Look through the listing and locate every line containing the word "date"; copy those lines.

——

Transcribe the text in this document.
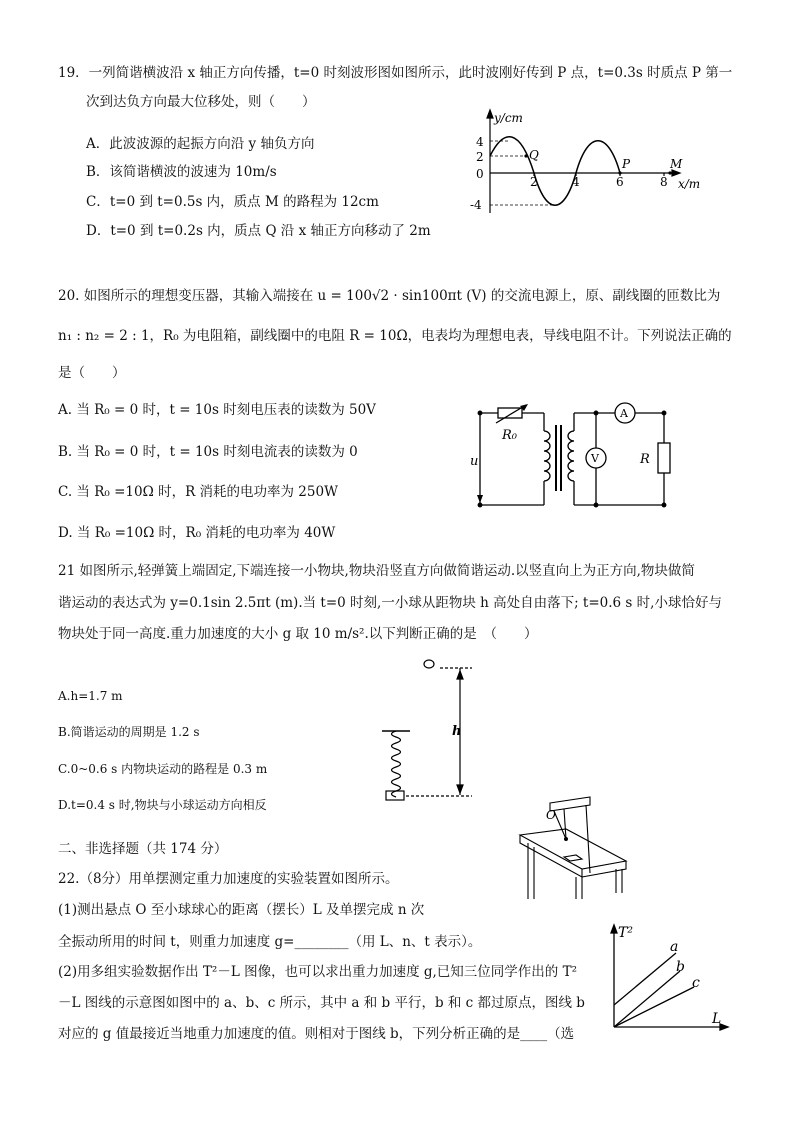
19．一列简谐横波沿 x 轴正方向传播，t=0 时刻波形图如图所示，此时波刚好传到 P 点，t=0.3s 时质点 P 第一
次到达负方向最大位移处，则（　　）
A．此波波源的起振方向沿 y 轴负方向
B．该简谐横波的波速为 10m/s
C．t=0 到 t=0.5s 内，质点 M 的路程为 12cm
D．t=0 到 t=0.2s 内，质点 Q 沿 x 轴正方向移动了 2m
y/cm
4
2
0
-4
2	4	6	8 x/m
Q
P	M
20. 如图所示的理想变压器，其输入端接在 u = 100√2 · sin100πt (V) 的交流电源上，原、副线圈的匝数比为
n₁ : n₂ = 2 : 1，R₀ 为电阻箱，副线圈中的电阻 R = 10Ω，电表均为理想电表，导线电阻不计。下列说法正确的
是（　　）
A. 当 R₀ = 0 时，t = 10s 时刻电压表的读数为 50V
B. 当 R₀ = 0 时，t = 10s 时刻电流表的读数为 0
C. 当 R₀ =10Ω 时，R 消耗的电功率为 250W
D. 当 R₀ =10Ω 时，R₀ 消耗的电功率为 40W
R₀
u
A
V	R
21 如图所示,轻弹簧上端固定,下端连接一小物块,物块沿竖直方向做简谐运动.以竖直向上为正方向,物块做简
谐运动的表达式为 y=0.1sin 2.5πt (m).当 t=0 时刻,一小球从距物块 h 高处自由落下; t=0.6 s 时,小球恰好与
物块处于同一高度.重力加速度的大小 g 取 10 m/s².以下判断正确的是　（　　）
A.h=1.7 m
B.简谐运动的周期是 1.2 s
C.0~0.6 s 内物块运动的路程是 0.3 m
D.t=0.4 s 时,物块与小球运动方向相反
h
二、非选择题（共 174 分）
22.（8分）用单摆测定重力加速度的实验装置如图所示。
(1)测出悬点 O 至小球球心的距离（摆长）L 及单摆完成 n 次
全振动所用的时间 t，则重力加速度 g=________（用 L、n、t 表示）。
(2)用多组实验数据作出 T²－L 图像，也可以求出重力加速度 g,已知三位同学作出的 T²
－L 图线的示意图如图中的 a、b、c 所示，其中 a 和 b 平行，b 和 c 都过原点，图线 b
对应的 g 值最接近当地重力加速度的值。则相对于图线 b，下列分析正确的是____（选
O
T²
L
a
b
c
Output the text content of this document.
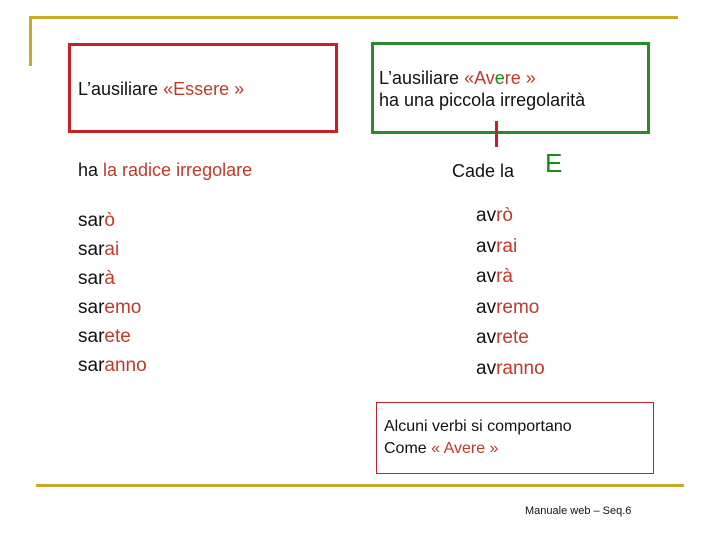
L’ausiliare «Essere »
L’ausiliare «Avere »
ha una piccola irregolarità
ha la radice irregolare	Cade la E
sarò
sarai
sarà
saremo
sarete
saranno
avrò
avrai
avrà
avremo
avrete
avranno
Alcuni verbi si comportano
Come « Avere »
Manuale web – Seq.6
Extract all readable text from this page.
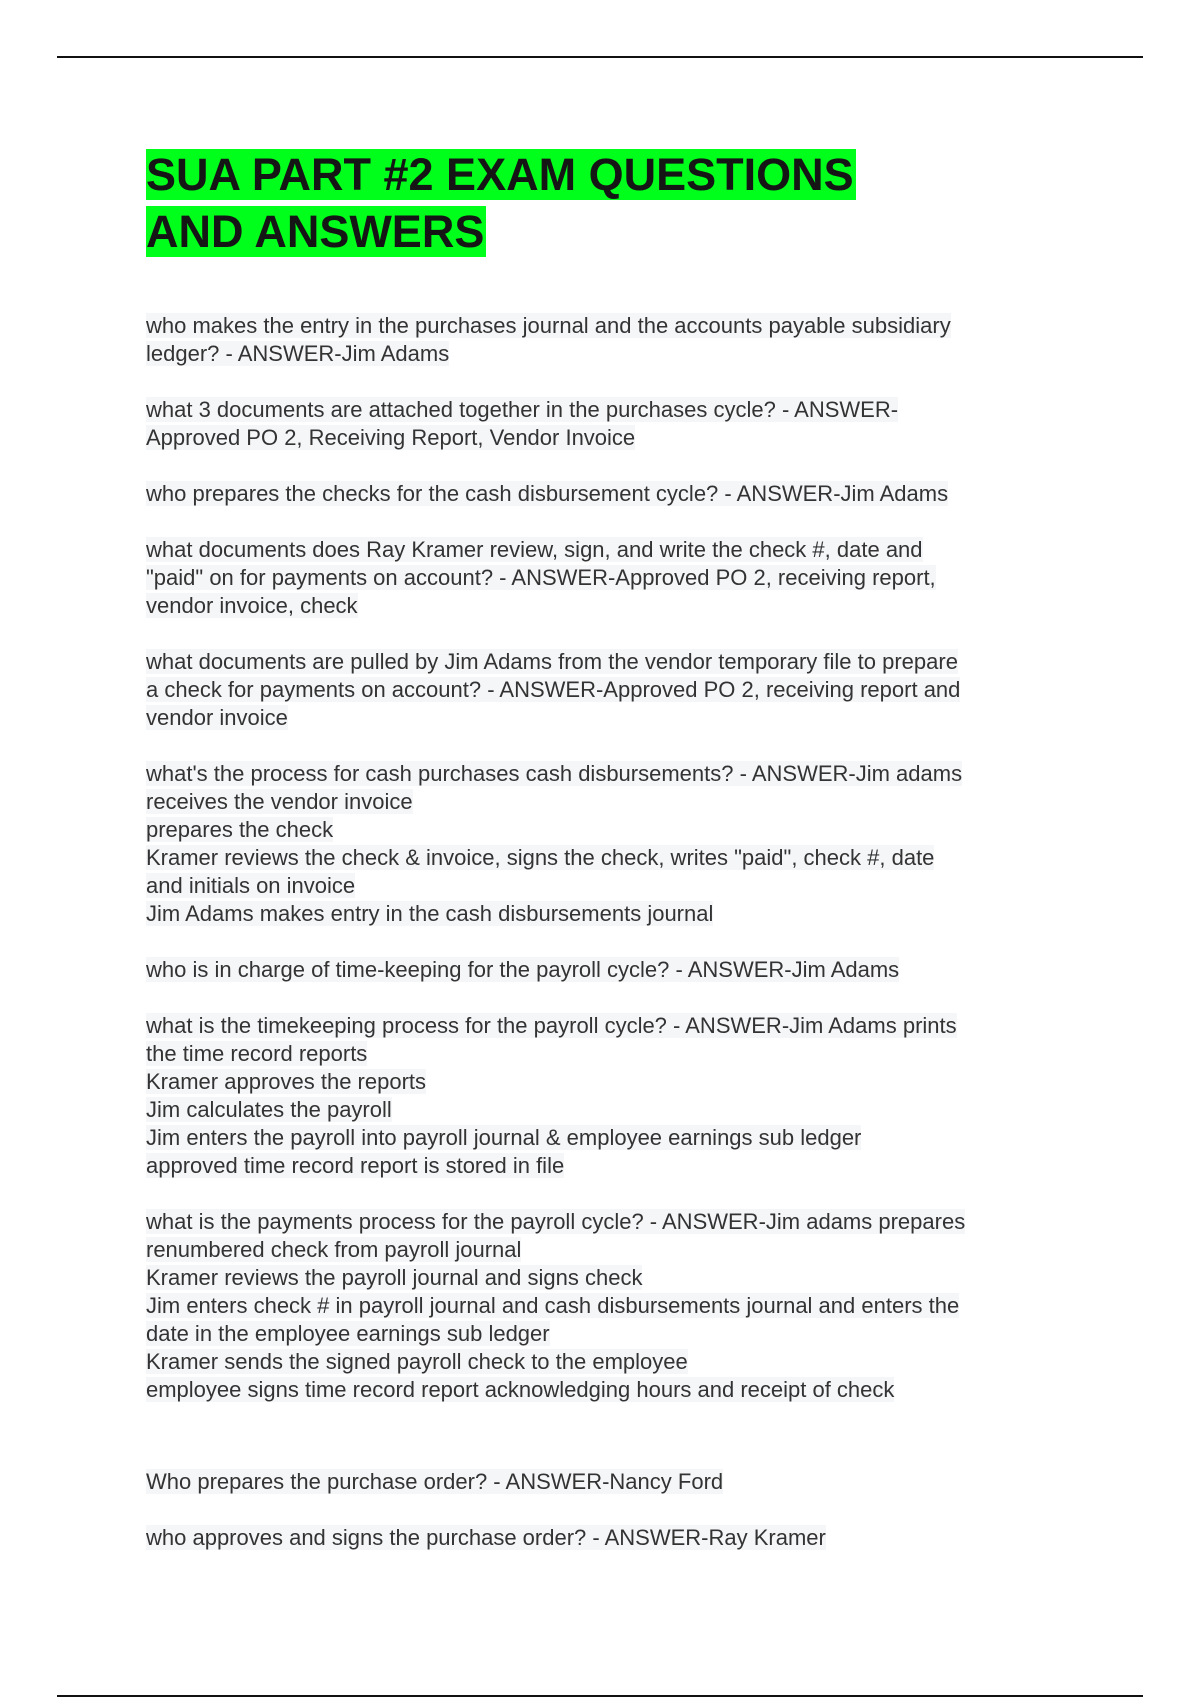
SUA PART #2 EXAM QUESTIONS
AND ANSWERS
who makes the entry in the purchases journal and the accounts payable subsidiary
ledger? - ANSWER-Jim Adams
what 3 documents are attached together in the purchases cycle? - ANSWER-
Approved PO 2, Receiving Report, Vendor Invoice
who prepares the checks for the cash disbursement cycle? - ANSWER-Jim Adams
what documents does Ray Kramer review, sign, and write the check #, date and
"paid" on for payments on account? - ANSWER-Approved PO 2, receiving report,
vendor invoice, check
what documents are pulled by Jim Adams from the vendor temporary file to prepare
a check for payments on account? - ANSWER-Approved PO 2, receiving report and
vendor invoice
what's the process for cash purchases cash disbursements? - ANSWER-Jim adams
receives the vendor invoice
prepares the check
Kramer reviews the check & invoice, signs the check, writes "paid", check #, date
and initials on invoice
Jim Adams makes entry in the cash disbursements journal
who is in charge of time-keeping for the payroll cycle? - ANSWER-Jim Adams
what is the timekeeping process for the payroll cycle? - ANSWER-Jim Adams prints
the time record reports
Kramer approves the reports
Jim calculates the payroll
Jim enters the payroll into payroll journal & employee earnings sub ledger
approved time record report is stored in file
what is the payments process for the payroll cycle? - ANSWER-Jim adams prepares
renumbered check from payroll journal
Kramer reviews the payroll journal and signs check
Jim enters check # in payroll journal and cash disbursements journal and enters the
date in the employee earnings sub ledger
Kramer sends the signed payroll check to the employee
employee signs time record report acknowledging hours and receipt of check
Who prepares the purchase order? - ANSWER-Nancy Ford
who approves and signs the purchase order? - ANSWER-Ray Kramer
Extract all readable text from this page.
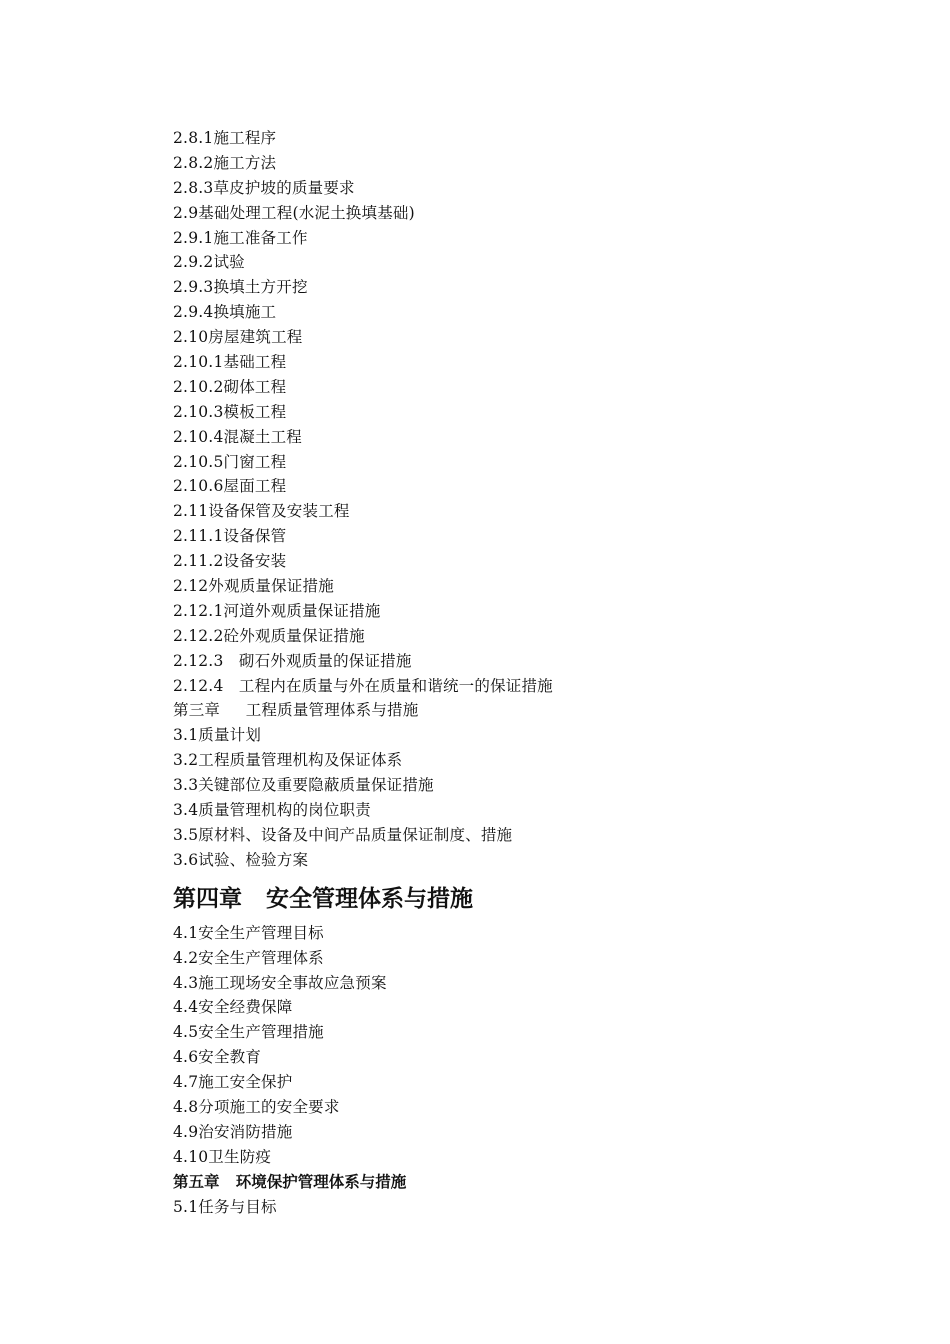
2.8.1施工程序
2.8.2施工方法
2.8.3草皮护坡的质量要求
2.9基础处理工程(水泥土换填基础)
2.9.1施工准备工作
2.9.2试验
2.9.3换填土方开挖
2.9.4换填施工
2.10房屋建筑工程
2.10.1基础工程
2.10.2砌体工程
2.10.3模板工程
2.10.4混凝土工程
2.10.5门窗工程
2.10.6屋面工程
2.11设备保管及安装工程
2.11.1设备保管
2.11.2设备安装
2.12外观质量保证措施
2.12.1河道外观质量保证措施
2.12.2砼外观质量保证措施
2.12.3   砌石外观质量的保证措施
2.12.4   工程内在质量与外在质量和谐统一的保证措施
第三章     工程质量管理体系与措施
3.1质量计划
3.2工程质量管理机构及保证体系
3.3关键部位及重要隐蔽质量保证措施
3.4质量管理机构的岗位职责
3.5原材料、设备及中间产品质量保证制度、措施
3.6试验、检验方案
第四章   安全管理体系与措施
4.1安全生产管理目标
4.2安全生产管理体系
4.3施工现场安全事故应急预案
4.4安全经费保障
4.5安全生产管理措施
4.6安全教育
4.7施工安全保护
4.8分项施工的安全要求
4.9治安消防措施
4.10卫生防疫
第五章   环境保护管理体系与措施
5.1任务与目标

——

== Exercise result ==
what documents does Ray Kramer review, sign, and write the check #, date and
Kramer reviews the check & invoice, signs the check, writes "paid", check #, date
date in the employee earnings sub ledger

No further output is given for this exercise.